Write out the entries verbatim and leave the images out of the copy.

· · · · · · ·

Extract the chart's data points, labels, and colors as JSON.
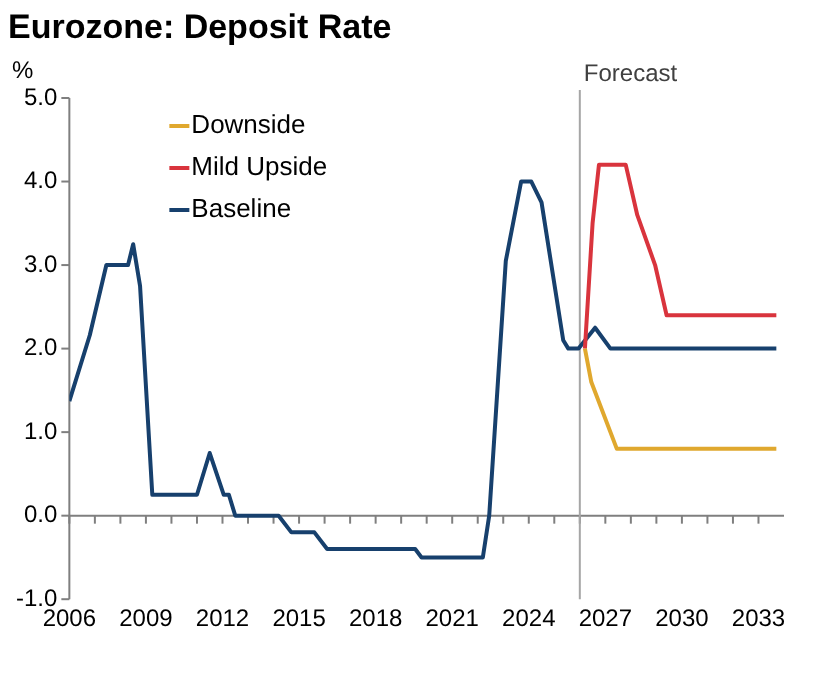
{
  "chart_data": {
    "type": "line",
    "title": "Eurozone: Deposit Rate",
    "ylabel": "%",
    "xlim": [
      2006,
      2034
    ],
    "ylim": [
      -1,
      5
    ],
    "xticks": [
      2006,
      {
        "value": 2007,
        "label": null
      },
      {
        "value": 2008,
        "label": null
      },
      2009,
      {
        "value": 2010,
        "label": null
      },
      {
        "value": 2011,
        "label": null
      },
      2012,
      {
        "value": 2013,
        "label": null
      },
      {
        "value": 2014,
        "label": null
      },
      2015,
      {
        "value": 2016,
        "label": null
      },
      {
        "value": 2017,
        "label": null
      },
      2018,
      {
        "value": 2019,
        "label": null
      },
      {
        "value": 2020,
        "label": null
      },
      2021,
      {
        "value": 2022,
        "label": null
      },
      {
        "value": 2023,
        "label": null
      },
      2024,
      {
        "value": 2025,
        "label": null
      },
      {
        "value": 2026,
        "label": null
      },
      2027,
      {
        "value": 2028,
        "label": null
      },
      {
        "value": 2029,
        "label": null
      },
      2030,
      {
        "value": 2031,
        "label": null
      },
      {
        "value": 2032,
        "label": null
      },
      2033
    ],
    "yticks": [
      {
        "value": -1,
        "label": "-1.0"
      },
      {
        "value": 0,
        "label": "0.0"
      },
      {
        "value": 1,
        "label": "1.0"
      },
      {
        "value": 2,
        "label": "2.0"
      },
      {
        "value": 3,
        "label": "3.0"
      },
      {
        "value": 4,
        "label": "4.0"
      },
      {
        "value": 5,
        "label": "5.0"
      }
    ],
    "grid": false,
    "legend": "top left",
    "marker": "none",
    "line_style": "solid",
    "ref_lines": [
      {
        "axis": "x",
        "value": 2026,
        "label": "Forecast",
        "color": "#a6a6a6"
      }
    ],
    "series": [
      {
        "name": "Downside",
        "color": "#e0a82e",
        "x": [
          2026.2,
          2026.45,
          2027.45,
          2033.7
        ],
        "values": [
          2.0,
          1.6,
          0.8,
          0.8
        ]
      },
      {
        "name": "Mild Upside",
        "color": "#d9343d",
        "x": [
          2026.2,
          2026.5,
          2026.75,
          2027.8,
          2028.25,
          2028.95,
          2029.4,
          2033.7
        ],
        "values": [
          2.0,
          3.5,
          4.2,
          4.2,
          3.6,
          3.0,
          2.4,
          2.4
        ]
      },
      {
        "name": "Baseline",
        "color": "#17406d",
        "x": [
          2006.0,
          2006.8,
          2007.45,
          2008.3,
          2008.5,
          2008.77,
          2009.25,
          2011.0,
          2011.5,
          2012.05,
          2012.25,
          2012.5,
          2014.2,
          2014.7,
          2015.6,
          2016.1,
          2019.55,
          2019.8,
          2022.2,
          2022.45,
          2023.1,
          2023.7,
          2024.1,
          2024.5,
          2025.35,
          2025.55,
          2025.95,
          2026.6,
          2027.2,
          2033.7
        ],
        "values": [
          1.37,
          2.16,
          3.0,
          3.0,
          3.25,
          2.75,
          0.25,
          0.25,
          0.75,
          0.25,
          0.25,
          0.0,
          0.0,
          -0.2,
          -0.2,
          -0.4,
          -0.4,
          -0.5,
          -0.5,
          0.0,
          3.05,
          4.0,
          4.0,
          3.75,
          2.1,
          2.0,
          2.0,
          2.25,
          2.0,
          2.0
        ]
      }
    ]
  }
}
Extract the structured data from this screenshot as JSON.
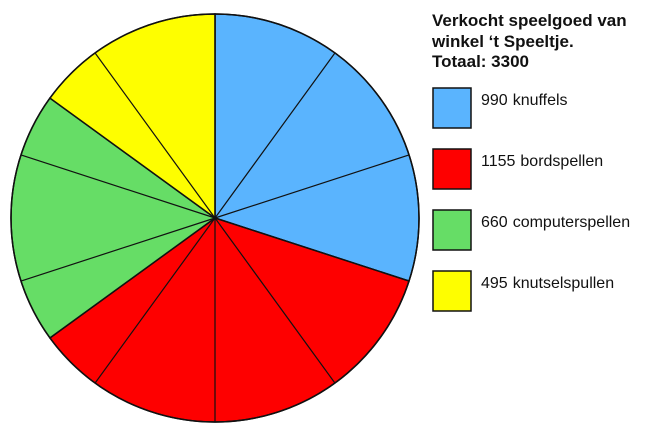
{
  "chart_data": {
    "type": "pie",
    "title": "Verkocht speelgoed van winkel ‘t Speeltje.",
    "subtitle": "Totaal: 3300",
    "categories": [
      "knuffels",
      "bordspellen",
      "computerspellen",
      "knutselspullen"
    ],
    "values": [
      990,
      1155,
      660,
      495
    ],
    "colors": [
      "#5ab4fe",
      "#fe0000",
      "#66dd66",
      "#fefe00"
    ],
    "legend": "right"
  }
}
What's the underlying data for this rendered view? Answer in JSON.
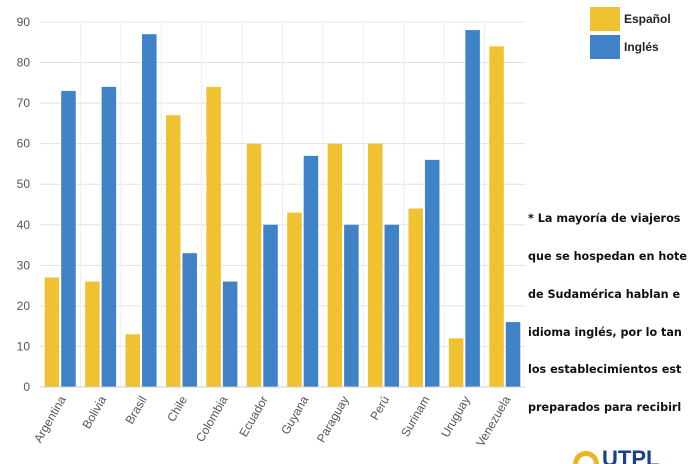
{
  "colors": {
    "series_0": "#F0C130",
    "series_1": "#3F82C8",
    "grid": "#e3e3e3",
    "axis_text": "#555555"
  },
  "legend": {
    "items": [
      {
        "label": "Español",
        "color": "#F0C130"
      },
      {
        "label": "Inglés",
        "color": "#3F82C8"
      }
    ],
    "placement": "top-right"
  },
  "note": {
    "lines": [
      "* La mayoría de viajeros",
      "que se hospedan en hote",
      "de Sudamérica hablan e",
      "idioma inglés, por lo tan",
      "los establecimientos est",
      "preparados para recibirl"
    ]
  },
  "logo": {
    "text": "UTPL"
  },
  "chart_data": {
    "type": "bar",
    "title": "",
    "xlabel": "",
    "ylabel": "",
    "ylim": [
      0,
      90
    ],
    "yticks": [
      0,
      10,
      20,
      30,
      40,
      50,
      60,
      70,
      80,
      90
    ],
    "grid": true,
    "legend_placement": "top-right",
    "categories": [
      "Argentina",
      "Bolivia",
      "Brasil",
      "Chile",
      "Colombia",
      "Ecuador",
      "Guyana",
      "Paraguay",
      "Perú",
      "Surinam",
      "Uruguay",
      "Venezuela"
    ],
    "series": [
      {
        "name": "Español",
        "values": [
          27,
          26,
          13,
          67,
          74,
          60,
          43,
          60,
          60,
          44,
          12,
          84
        ]
      },
      {
        "name": "Inglés",
        "values": [
          73,
          74,
          87,
          33,
          26,
          40,
          57,
          40,
          40,
          56,
          88,
          16
        ]
      }
    ]
  }
}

· · · · · · ·

Solved exercise:
Extract the chart's data points, labels, and colors as JSON.
{
  "chart_data": {
    "type": "line",
    "title": "Eurozone: Deposit Rate",
    "ylabel": "%",
    "xlim": [
      2006,
      2034
    ],
    "ylim": [
      -1,
      5
    ],
    "xticks": [
      2006,
      {
        "value": 2007,
        "label": null
      },
      {
        "value": 2008,
        "label": null
      },
      2009,
      {
        "value": 2010,
        "label": null
      },
      {
        "value": 2011,
        "label": null
      },
      2012,
      {
        "value": 2013,
        "label": null
      },
      {
        "value": 2014,
        "label": null
      },
      2015,
      {
        "value": 2016,
        "label": null
      },
      {
        "value": 2017,
        "label": null
      },
      2018,
      {
        "value": 2019,
        "label": null
      },
      {
        "value": 2020,
        "label": null
      },
      2021,
      {
        "value": 2022,
        "label": null
      },
      {
        "value": 2023,
        "label": null
      },
      2024,
      {
        "value": 2025,
        "label": null
      },
      {
        "value": 2026,
        "label": null
      },
      2027,
      {
        "value": 2028,
        "label": null
      },
      {
        "value": 2029,
        "label": null
      },
      2030,
      {
        "value": 2031,
        "label": null
      },
      {
        "value": 2032,
        "label": null
      },
      2033
    ],
    "yticks": [
      {
        "value": -1,
        "label": "-1.0"
      },
      {
        "value": 0,
        "label": "0.0"
      },
      {
        "value": 1,
        "label": "1.0"
      },
      {
        "value": 2,
        "label": "2.0"
      },
      {
        "value": 3,
        "label": "3.0"
      },
      {
        "value": 4,
        "label": "4.0"
      },
      {
        "value": 5,
        "label": "5.0"
      }
    ],
    "grid": false,
    "legend": "top left",
    "marker": "none",
    "line_style": "solid",
    "ref_lines": [
      {
        "axis": "x",
        "value": 2026,
        "label": "Forecast",
        "color": "#a6a6a6"
      }
    ],
    "series": [
      {
        "name": "Downside",
        "color": "#e0a82e",
        "x": [
          2026.2,
          2026.45,
          2027.45,
          2033.7
        ],
        "values": [
          2.0,
          1.6,
          0.8,
          0.8
        ]
      },
      {
        "name": "Mild Upside",
        "color": "#d9343d",
        "x": [
          2026.2,
          2026.5,
          2026.75,
          2027.8,
          2028.25,
          2028.95,
          2029.4,
          2033.7
        ],
        "values": [
          2.0,
          3.5,
          4.2,
          4.2,
          3.6,
          3.0,
          2.4,
          2.4
        ]
      },
      {
        "name": "Baseline",
        "color": "#17406d",
        "x": [
          2006.0,
          2006.8,
          2007.45,
          2008.3,
          2008.5,
          2008.77,
          2009.25,
          2011.0,
          2011.5,
          2012.05,
          2012.25,
          2012.5,
          2014.2,
          2014.7,
          2015.6,
          2016.1,
          2019.55,
          2019.8,
          2022.2,
          2022.45,
          2023.1,
          2023.7,
          2024.1,
          2024.5,
          2025.35,
          2025.55,
          2025.95,
          2026.6,
          2027.2,
          2033.7
        ],
        "values": [
          1.37,
          2.16,
          3.0,
          3.0,
          3.25,
          2.75,
          0.25,
          0.25,
          0.75,
          0.25,
          0.25,
          0.0,
          0.0,
          -0.2,
          -0.2,
          -0.4,
          -0.4,
          -0.5,
          -0.5,
          0.0,
          3.05,
          4.0,
          4.0,
          3.75,
          2.1,
          2.0,
          2.0,
          2.25,
          2.0,
          2.0
        ]
      }
    ]
  }
}
Extract the structured data from this screenshot as JSON.
{
  "chart_data": {
    "type": "pie",
    "title": "Verkocht speelgoed van winkel ‘t Speeltje.",
    "subtitle": "Totaal: 3300",
    "categories": [
      "knuffels",
      "bordspellen",
      "computerspellen",
      "knutselspullen"
    ],
    "values": [
      990,
      1155,
      660,
      495
    ],
    "colors": [
      "#5ab4fe",
      "#fe0000",
      "#66dd66",
      "#fefe00"
    ],
    "legend": "right"
  }
}
What's the underlying data for this rendered view? Answer in JSON.
{
  "colors": {
    "series_0": "#F0C130",
    "series_1": "#3F82C8",
    "grid": "#e3e3e3",
    "axis_text": "#555555"
  },
  "legend": {
    "items": [
      {
        "label": "Español",
        "color": "#F0C130"
      },
      {
        "label": "Inglés",
        "color": "#3F82C8"
      }
    ],
    "placement": "top-right"
  },
  "note": {
    "lines": [
      "* La mayoría de viajeros",
      "que se hospedan en hote",
      "de Sudamérica hablan e",
      "idioma inglés, por lo tan",
      "los establecimientos est",
      "preparados para recibirl"
    ]
  },
  "logo": {
    "text": "UTPL"
  },
  "chart_data": {
    "type": "bar",
    "title": "",
    "xlabel": "",
    "ylabel": "",
    "ylim": [
      0,
      90
    ],
    "yticks": [
      0,
      10,
      20,
      30,
      40,
      50,
      60,
      70,
      80,
      90
    ],
    "grid": true,
    "legend_placement": "top-right",
    "categories": [
      "Argentina",
      "Bolivia",
      "Brasil",
      "Chile",
      "Colombia",
      "Ecuador",
      "Guyana",
      "Paraguay",
      "Perú",
      "Surinam",
      "Uruguay",
      "Venezuela"
    ],
    "series": [
      {
        "name": "Español",
        "values": [
          27,
          26,
          13,
          67,
          74,
          60,
          43,
          60,
          60,
          44,
          12,
          84
        ]
      },
      {
        "name": "Inglés",
        "values": [
          73,
          74,
          87,
          33,
          26,
          40,
          57,
          40,
          40,
          56,
          88,
          16
        ]
      }
    ]
  }
}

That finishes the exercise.